- Written request: Your task is to print all of the data word for word.

-- START Data to use --

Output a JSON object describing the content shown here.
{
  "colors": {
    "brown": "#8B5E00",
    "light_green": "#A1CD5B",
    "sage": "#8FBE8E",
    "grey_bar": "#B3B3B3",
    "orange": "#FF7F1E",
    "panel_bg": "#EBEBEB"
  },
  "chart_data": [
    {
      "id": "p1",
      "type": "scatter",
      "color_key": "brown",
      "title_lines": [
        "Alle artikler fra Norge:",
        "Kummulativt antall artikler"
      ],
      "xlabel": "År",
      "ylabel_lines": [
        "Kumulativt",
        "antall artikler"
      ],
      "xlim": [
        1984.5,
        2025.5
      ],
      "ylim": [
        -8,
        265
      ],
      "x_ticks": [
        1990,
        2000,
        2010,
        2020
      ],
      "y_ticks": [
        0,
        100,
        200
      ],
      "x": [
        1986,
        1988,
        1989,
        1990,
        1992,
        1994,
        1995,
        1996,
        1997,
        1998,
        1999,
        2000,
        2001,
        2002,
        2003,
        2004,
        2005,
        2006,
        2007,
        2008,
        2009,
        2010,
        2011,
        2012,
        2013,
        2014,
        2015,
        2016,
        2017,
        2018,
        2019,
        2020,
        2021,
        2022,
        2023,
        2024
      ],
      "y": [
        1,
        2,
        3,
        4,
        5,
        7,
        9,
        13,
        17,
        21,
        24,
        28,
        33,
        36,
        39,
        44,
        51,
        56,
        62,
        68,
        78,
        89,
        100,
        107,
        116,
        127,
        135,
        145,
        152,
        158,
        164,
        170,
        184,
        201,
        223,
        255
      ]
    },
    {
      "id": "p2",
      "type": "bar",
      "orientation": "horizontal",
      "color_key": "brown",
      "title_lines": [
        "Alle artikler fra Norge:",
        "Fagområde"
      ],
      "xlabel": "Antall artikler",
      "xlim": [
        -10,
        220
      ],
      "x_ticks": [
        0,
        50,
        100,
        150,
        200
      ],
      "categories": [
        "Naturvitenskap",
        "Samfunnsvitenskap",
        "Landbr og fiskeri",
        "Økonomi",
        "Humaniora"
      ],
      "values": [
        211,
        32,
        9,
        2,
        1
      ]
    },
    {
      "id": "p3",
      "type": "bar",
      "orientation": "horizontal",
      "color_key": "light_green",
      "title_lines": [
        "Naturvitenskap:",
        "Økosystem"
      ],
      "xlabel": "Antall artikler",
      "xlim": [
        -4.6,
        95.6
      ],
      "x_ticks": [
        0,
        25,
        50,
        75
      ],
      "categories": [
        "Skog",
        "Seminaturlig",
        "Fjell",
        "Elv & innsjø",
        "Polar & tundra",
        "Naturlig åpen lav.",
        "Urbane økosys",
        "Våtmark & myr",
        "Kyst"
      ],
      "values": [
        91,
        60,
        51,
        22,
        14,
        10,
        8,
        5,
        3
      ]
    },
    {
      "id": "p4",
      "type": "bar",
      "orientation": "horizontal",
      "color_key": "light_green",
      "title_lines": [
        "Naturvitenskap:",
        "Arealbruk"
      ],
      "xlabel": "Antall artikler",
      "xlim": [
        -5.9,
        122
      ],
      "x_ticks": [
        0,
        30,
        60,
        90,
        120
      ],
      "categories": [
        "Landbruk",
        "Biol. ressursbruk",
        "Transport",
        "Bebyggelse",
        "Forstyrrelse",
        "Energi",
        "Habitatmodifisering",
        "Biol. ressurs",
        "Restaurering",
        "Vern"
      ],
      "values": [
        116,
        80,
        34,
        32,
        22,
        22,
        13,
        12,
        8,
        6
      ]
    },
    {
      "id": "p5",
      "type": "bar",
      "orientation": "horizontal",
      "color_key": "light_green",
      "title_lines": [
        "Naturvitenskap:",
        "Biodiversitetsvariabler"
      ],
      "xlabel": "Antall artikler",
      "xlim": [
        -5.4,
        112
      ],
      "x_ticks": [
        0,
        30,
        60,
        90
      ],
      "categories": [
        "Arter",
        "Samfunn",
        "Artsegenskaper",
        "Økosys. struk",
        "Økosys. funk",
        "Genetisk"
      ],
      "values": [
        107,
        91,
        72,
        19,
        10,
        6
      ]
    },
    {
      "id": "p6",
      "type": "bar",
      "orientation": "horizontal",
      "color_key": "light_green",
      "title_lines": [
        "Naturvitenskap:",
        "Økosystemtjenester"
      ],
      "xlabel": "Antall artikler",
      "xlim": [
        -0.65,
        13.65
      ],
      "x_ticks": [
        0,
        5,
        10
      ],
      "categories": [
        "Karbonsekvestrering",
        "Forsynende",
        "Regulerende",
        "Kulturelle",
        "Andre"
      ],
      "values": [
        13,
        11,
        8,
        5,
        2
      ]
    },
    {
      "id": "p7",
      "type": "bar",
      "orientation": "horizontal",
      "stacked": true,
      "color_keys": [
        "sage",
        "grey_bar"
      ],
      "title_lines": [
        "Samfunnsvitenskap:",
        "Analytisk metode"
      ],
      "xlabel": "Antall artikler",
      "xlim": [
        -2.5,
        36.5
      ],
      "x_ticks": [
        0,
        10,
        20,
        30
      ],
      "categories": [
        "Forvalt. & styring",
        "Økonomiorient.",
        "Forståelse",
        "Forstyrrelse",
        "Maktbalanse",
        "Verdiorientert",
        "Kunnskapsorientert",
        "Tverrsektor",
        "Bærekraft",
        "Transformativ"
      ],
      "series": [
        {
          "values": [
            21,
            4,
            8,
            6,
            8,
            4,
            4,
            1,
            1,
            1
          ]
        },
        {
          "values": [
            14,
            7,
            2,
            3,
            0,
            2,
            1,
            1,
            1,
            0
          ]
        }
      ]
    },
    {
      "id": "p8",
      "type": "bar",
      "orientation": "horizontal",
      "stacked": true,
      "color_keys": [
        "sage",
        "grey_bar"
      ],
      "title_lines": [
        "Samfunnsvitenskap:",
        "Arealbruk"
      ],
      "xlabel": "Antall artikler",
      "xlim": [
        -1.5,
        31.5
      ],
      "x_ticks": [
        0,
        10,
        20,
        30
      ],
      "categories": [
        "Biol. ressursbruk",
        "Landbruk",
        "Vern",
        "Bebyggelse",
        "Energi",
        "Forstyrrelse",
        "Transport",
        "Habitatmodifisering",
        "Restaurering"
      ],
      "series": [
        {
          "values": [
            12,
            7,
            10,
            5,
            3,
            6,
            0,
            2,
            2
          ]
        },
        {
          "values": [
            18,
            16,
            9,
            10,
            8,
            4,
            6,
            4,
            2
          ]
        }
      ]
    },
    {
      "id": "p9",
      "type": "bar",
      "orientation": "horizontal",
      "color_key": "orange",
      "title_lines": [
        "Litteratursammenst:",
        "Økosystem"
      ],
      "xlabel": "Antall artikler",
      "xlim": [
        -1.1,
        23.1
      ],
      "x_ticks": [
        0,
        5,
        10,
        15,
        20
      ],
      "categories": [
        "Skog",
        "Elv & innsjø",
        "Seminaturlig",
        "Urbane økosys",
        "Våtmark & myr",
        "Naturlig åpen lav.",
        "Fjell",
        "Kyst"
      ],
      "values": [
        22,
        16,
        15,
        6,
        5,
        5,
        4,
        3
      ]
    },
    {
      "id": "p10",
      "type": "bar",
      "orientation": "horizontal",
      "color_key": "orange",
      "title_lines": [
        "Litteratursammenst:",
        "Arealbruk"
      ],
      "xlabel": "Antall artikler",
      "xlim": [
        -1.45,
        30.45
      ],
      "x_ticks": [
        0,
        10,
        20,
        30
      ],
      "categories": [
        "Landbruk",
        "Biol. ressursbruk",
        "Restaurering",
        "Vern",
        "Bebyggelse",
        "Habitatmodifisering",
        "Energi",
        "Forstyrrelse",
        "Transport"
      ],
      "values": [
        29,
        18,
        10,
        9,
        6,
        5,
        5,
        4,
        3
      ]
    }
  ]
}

-- END Data to use --

- Exercise response:
Output a JSON object describing the content shown here.
{
  "colors": {
    "brown": "#8B5E00",
    "light_green": "#A1CD5B",
    "sage": "#8FBE8E",
    "grey_bar": "#B3B3B3",
    "orange": "#FF7F1E",
    "panel_bg": "#EBEBEB"
  },
  "chart_data": [
    {
      "id": "p1",
      "type": "scatter",
      "color_key": "brown",
      "title_lines": [
        "Alle artikler fra Norge:",
        "Kummulativt antall artikler"
      ],
      "xlabel": "År",
      "ylabel_lines": [
        "Kumulativt",
        "antall artikler"
      ],
      "xlim": [
        1984.5,
        2025.5
      ],
      "ylim": [
        -8,
        265
      ],
      "x_ticks": [
        1990,
        2000,
        2010,
        2020
      ],
      "y_ticks": [
        0,
        100,
        200
      ],
      "x": [
        1986,
        1988,
        1989,
        1990,
        1992,
        1994,
        1995,
        1996,
        1997,
        1998,
        1999,
        2000,
        2001,
        2002,
        2003,
        2004,
        2005,
        2006,
        2007,
        2008,
        2009,
        2010,
        2011,
        2012,
        2013,
        2014,
        2015,
        2016,
        2017,
        2018,
        2019,
        2020,
        2021,
        2022,
        2023,
        2024
      ],
      "y": [
        1,
        2,
        3,
        4,
        5,
        7,
        9,
        13,
        17,
        21,
        24,
        28,
        33,
        36,
        39,
        44,
        51,
        56,
        62,
        68,
        78,
        89,
        100,
        107,
        116,
        127,
        135,
        145,
        152,
        158,
        164,
        170,
        184,
        201,
        223,
        255
      ]
    },
    {
      "id": "p2",
      "type": "bar",
      "orientation": "horizontal",
      "color_key": "brown",
      "title_lines": [
        "Alle artikler fra Norge:",
        "Fagområde"
      ],
      "xlabel": "Antall artikler",
      "xlim": [
        -10,
        220
      ],
      "x_ticks": [
        0,
        50,
        100,
        150,
        200
      ],
      "categories": [
        "Naturvitenskap",
        "Samfunnsvitenskap",
        "Landbr og fiskeri",
        "Økonomi",
        "Humaniora"
      ],
      "values": [
        211,
        32,
        9,
        2,
        1
      ]
    },
    {
      "id": "p3",
      "type": "bar",
      "orientation": "horizontal",
      "color_key": "light_green",
      "title_lines": [
        "Naturvitenskap:",
        "Økosystem"
      ],
      "xlabel": "Antall artikler",
      "xlim": [
        -4.6,
        95.6
      ],
      "x_ticks": [
        0,
        25,
        50,
        75
      ],
      "categories": [
        "Skog",
        "Seminaturlig",
        "Fjell",
        "Elv & innsjø",
        "Polar & tundra",
        "Naturlig åpen lav.",
        "Urbane økosys",
        "Våtmark & myr",
        "Kyst"
      ],
      "values": [
        91,
        60,
        51,
        22,
        14,
        10,
        8,
        5,
        3
      ]
    },
    {
      "id": "p4",
      "type": "bar",
      "orientation": "horizontal",
      "color_key": "light_green",
      "title_lines": [
        "Naturvitenskap:",
        "Arealbruk"
      ],
      "xlabel": "Antall artikler",
      "xlim": [
        -5.9,
        122
      ],
      "x_ticks": [
        0,
        30,
        60,
        90,
        120
      ],
      "categories": [
        "Landbruk",
        "Biol. ressursbruk",
        "Transport",
        "Bebyggelse",
        "Forstyrrelse",
        "Energi",
        "Habitatmodifisering",
        "Biol. ressurs",
        "Restaurering",
        "Vern"
      ],
      "values": [
        116,
        80,
        34,
        32,
        22,
        22,
        13,
        12,
        8,
        6
      ]
    },
    {
      "id": "p5",
      "type": "bar",
      "orientation": "horizontal",
      "color_key": "light_green",
      "title_lines": [
        "Naturvitenskap:",
        "Biodiversitetsvariabler"
      ],
      "xlabel": "Antall artikler",
      "xlim": [
        -5.4,
        112
      ],
      "x_ticks": [
        0,
        30,
        60,
        90
      ],
      "categories": [
        "Arter",
        "Samfunn",
        "Artsegenskaper",
        "Økosys. struk",
        "Økosys. funk",
        "Genetisk"
      ],
      "values": [
        107,
        91,
        72,
        19,
        10,
        6
      ]
    },
    {
      "id": "p6",
      "type": "bar",
      "orientation": "horizontal",
      "color_key": "light_green",
      "title_lines": [
        "Naturvitenskap:",
        "Økosystemtjenester"
      ],
      "xlabel": "Antall artikler",
      "xlim": [
        -0.65,
        13.65
      ],
      "x_ticks": [
        0,
        5,
        10
      ],
      "categories": [
        "Karbonsekvestrering",
        "Forsynende",
        "Regulerende",
        "Kulturelle",
        "Andre"
      ],
      "values": [
        13,
        11,
        8,
        5,
        2
      ]
    },
    {
      "id": "p7",
      "type": "bar",
      "orientation": "horizontal",
      "stacked": true,
      "color_keys": [
        "sage",
        "grey_bar"
      ],
      "title_lines": [
        "Samfunnsvitenskap:",
        "Analytisk metode"
      ],
      "xlabel": "Antall artikler",
      "xlim": [
        -2.5,
        36.5
      ],
      "x_ticks": [
        0,
        10,
        20,
        30
      ],
      "categories": [
        "Forvalt. & styring",
        "Økonomiorient.",
        "Forståelse",
        "Forstyrrelse",
        "Maktbalanse",
        "Verdiorientert",
        "Kunnskapsorientert",
        "Tverrsektor",
        "Bærekraft",
        "Transformativ"
      ],
      "series": [
        {
          "values": [
            21,
            4,
            8,
            6,
            8,
            4,
            4,
            1,
            1,
            1
          ]
        },
        {
          "values": [
            14,
            7,
            2,
            3,
            0,
            2,
            1,
            1,
            1,
            0
          ]
        }
      ]
    },
    {
      "id": "p8",
      "type": "bar",
      "orientation": "horizontal",
      "stacked": true,
      "color_keys": [
        "sage",
        "grey_bar"
      ],
      "title_lines": [
        "Samfunnsvitenskap:",
        "Arealbruk"
      ],
      "xlabel": "Antall artikler",
      "xlim": [
        -1.5,
        31.5
      ],
      "x_ticks": [
        0,
        10,
        20,
        30
      ],
      "categories": [
        "Biol. ressursbruk",
        "Landbruk",
        "Vern",
        "Bebyggelse",
        "Energi",
        "Forstyrrelse",
        "Transport",
        "Habitatmodifisering",
        "Restaurering"
      ],
      "series": [
        {
          "values": [
            12,
            7,
            10,
            5,
            3,
            6,
            0,
            2,
            2
          ]
        },
        {
          "values": [
            18,
            16,
            9,
            10,
            8,
            4,
            6,
            4,
            2
          ]
        }
      ]
    },
    {
      "id": "p9",
      "type": "bar",
      "orientation": "horizontal",
      "color_key": "orange",
      "title_lines": [
        "Litteratursammenst:",
        "Økosystem"
      ],
      "xlabel": "Antall artikler",
      "xlim": [
        -1.1,
        23.1
      ],
      "x_ticks": [
        0,
        5,
        10,
        15,
        20
      ],
      "categories": [
        "Skog",
        "Elv & innsjø",
        "Seminaturlig",
        "Urbane økosys",
        "Våtmark & myr",
        "Naturlig åpen lav.",
        "Fjell",
        "Kyst"
      ],
      "values": [
        22,
        16,
        15,
        6,
        5,
        5,
        4,
        3
      ]
    },
    {
      "id": "p10",
      "type": "bar",
      "orientation": "horizontal",
      "color_key": "orange",
      "title_lines": [
        "Litteratursammenst:",
        "Arealbruk"
      ],
      "xlabel": "Antall artikler",
      "xlim": [
        -1.45,
        30.45
      ],
      "x_ticks": [
        0,
        10,
        20,
        30
      ],
      "categories": [
        "Landbruk",
        "Biol. ressursbruk",
        "Restaurering",
        "Vern",
        "Bebyggelse",
        "Habitatmodifisering",
        "Energi",
        "Forstyrrelse",
        "Transport"
      ],
      "values": [
        29,
        18,
        10,
        9,
        6,
        5,
        5,
        4,
        3
      ]
    }
  ]
}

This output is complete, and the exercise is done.